▸ Given request A: Repeat the stretch of the entries below from the line containing "data-point [514,500,524,510]" through the line containing "data-point [194,763,204,773]", unchanged.

▸ Excerpt:

◆ ◆ ◆ ◆ ◆

Now, i think you got the point!

Exactly!

Now i am going to buy a 15k product. Then there's another product for just 2k more. (Like the monitor that you have suggested). But then there's another one for 19k (If we add 2k to the 17k). So there's no limit.

But i am happy with my choice. 
Thanks guys for your replies!


----------



## vivekbabbudelhi (Apr 6, 2008)

Ponmayilal said:


> ^ Instead you can go in for
> *Dell SP2208WFP 22" WideScreen Flat Panel Monitor With Webcam*  for Rs.15,386/- *www1.ap.dell.com/content/products/compare.aspx/20lcd?c=in&cs=indhs1&l=en&s=dhs
> 
> It is HDMI/HDCP ready, though you may not get full HD resolution of 1080p.Since 24" (1080p) monitors still cost a bomb, I am half inclined to place an order for this.
> ...



AFAIF DELL SP2208WFP is an overrated monitor with an inferior panel..

best monitors in 22" categories from dell are ultrasharp 2208WFP & E228WFP as far as color reproduction is concerned..these two monitors use better quality panel

it is weird but true that SP2208WFP is inferior ..


----------



## Ponmayilal (Apr 6, 2008)

vivekbabbudelhi said:


> AFAIF DELL SP2208WFP is an overrated monitor with an inferior panel..

◆ ◆ ◆ ◆ ◆

▸ Given request B: Reproduce the stretch of the monitor discussion above from "Now, i think" through "for your replies!" word for word.

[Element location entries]
◆ ◆ ◆ ◆ ◆

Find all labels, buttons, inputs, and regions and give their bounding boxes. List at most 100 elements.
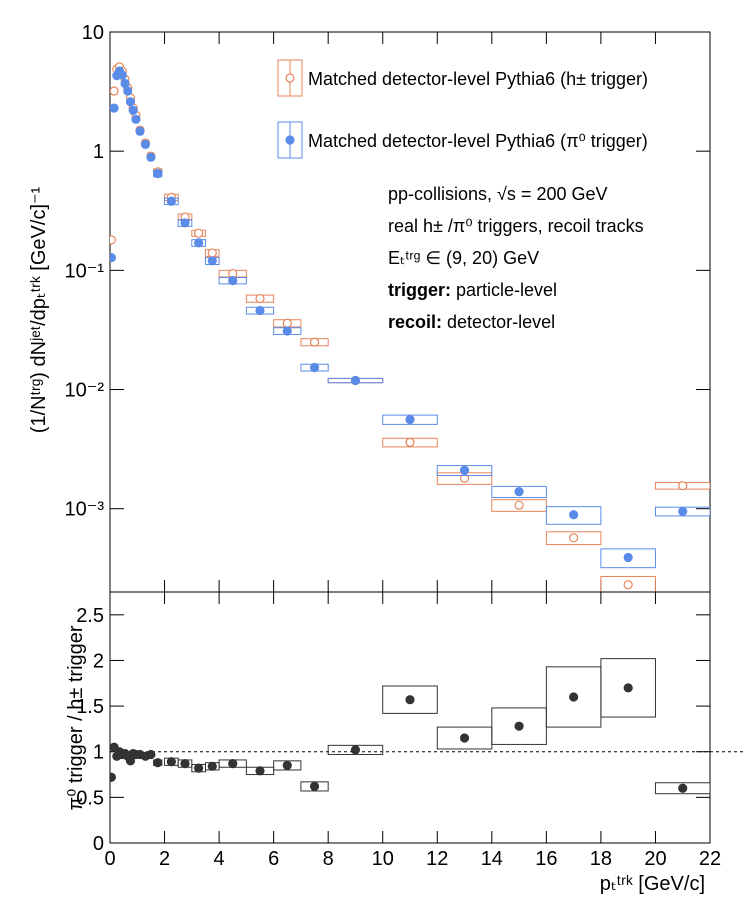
data-point [514,500,524,510]
data-point [282,326,292,336]
error-box [491,485,547,499]
data-point [569,533,579,543]
data-point [623,683,633,693]
x-tick-label: 20 [644,848,666,870]
x-tick-label: 16 [535,848,557,870]
data-point [623,580,633,590]
data-point [140,139,151,149]
data-point [282,760,292,771]
data-point [194,763,204,773]
annotation: pp-collisions, √s = 200 GeV [388,184,608,204]
plot-area [110,62,710,592]
annotation-label: trigger: [388,280,451,300]
y-tick-label: 0 [93,833,104,855]
y-tick-label: 1 [93,742,104,764]
data-point [405,414,415,425]
x-tick-label: 2 [159,848,170,870]
data-point [309,362,320,373]
legend-label: Matched detector-level Pythia6 (h± trigg… [308,69,648,89]
data-point [110,103,119,113]
data-point [180,758,190,769]
error-box [545,506,602,525]
y-tick-label: 0.5 [76,787,104,809]
x-tick-label: 6 [268,848,279,870]
data-point [678,481,688,491]
data-point [459,465,470,475]
error-box [491,499,547,512]
data-point [255,766,265,776]
data-point [350,375,361,386]
error-box [436,465,493,476]
data-point [110,772,116,782]
error-box [600,658,656,718]
plot-area [110,658,710,795]
data-point [678,506,688,516]
x-tick-label: 18 [590,848,612,870]
legend-marker [285,135,295,145]
data-point [459,733,470,743]
x-tick-label: 0 [104,848,115,870]
y-axis-label: (1/Nᵗʳᵍ) dNʲᵉᵗ/dpₜᵗʳᵏ [GeV/c]⁻¹ [28,186,50,433]
y-tick-label: 1 [93,141,104,163]
data-point [228,276,238,286]
x-tick-label: 8 [323,848,334,870]
data-point [255,293,265,304]
data-point [110,235,116,245]
y-tick-label: 2 [93,650,104,672]
data-point [125,97,136,107]
data-point [623,552,633,563]
annotation: trigger: particle-level [388,280,557,300]
error-box [382,685,438,714]
data-point [131,114,141,124]
data-point [207,256,217,266]
data-point [117,70,127,80]
error-box [545,531,602,546]
y-tick-label: 1.5 [76,696,104,718]
data-point [146,152,156,162]
data-point [228,758,238,769]
data-point [405,437,415,448]
y-tick-label: 10 [82,22,104,44]
annotation-label: recoil: [388,312,442,332]
y-tick-label: 2.5 [76,605,104,627]
data-point [350,745,361,755]
y-tick-label: 10⁻¹ [65,260,105,282]
data-point [514,487,524,497]
data-point [405,695,415,705]
legend-label: Matched detector-level Pythia6 (π⁰ trigg… [308,131,648,151]
data-point [120,78,130,89]
error-box [600,548,656,569]
data-point [194,228,204,238]
data-point [207,761,217,771]
x-tick-label: 4 [214,848,225,870]
x-tick-label: 22 [699,848,721,870]
annotation: recoil: detector-level [388,312,555,332]
data-point [166,757,176,767]
data-point [166,196,176,206]
data-point [569,510,579,520]
data-point [514,721,524,731]
annotation-text: particle-level [456,280,557,300]
data-point [282,318,292,328]
data-point [207,248,217,258]
data-point [110,252,116,263]
data-point [194,238,204,248]
data-point [146,749,156,760]
data-point [180,218,190,228]
data-point [128,105,138,115]
data-point [110,86,119,96]
data-point [255,305,265,316]
data-point [678,783,688,793]
data-point [309,781,320,792]
x-tick-label: 12 [426,848,448,870]
annotation: real h± /π⁰ triggers, recoil tracks [388,216,644,236]
legend-marker [285,73,295,83]
error-box [600,575,656,592]
error-box [654,782,710,795]
data-point [309,337,320,347]
annotation: Eₜᵗʳᵍ ∈ (9, 20) GeV [388,248,539,268]
x-axis-label: pₜᵗʳᵏ [GeV/c] [600,873,705,895]
plot-frame [109,591,711,844]
y-tick-label: 10⁻³ [65,499,105,521]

◆ ◆ ◆ ◆ ◆

▸ Output A:
data-point [514,500,524,510]
data-point [282,326,292,336]
error-box [491,485,547,499]
data-point [569,533,579,543]
data-point [623,683,633,693]
x-tick-label: 20 [644,848,666,870]
x-tick-label: 16 [535,848,557,870]
data-point [623,580,633,590]
data-point [140,139,151,149]
data-point [282,760,292,771]
data-point [194,763,204,773]

▸ Output B:
Now, i think you got the point!

Exactly!

Now i am going to buy a 15k product. Then there's another product for just 2k more. (Like the monitor that you have suggested). But then there's another one for 19k (If we add 2k to the 17k). So there's no limit.

But i am happy with my choice. 
Thanks guys for your replies!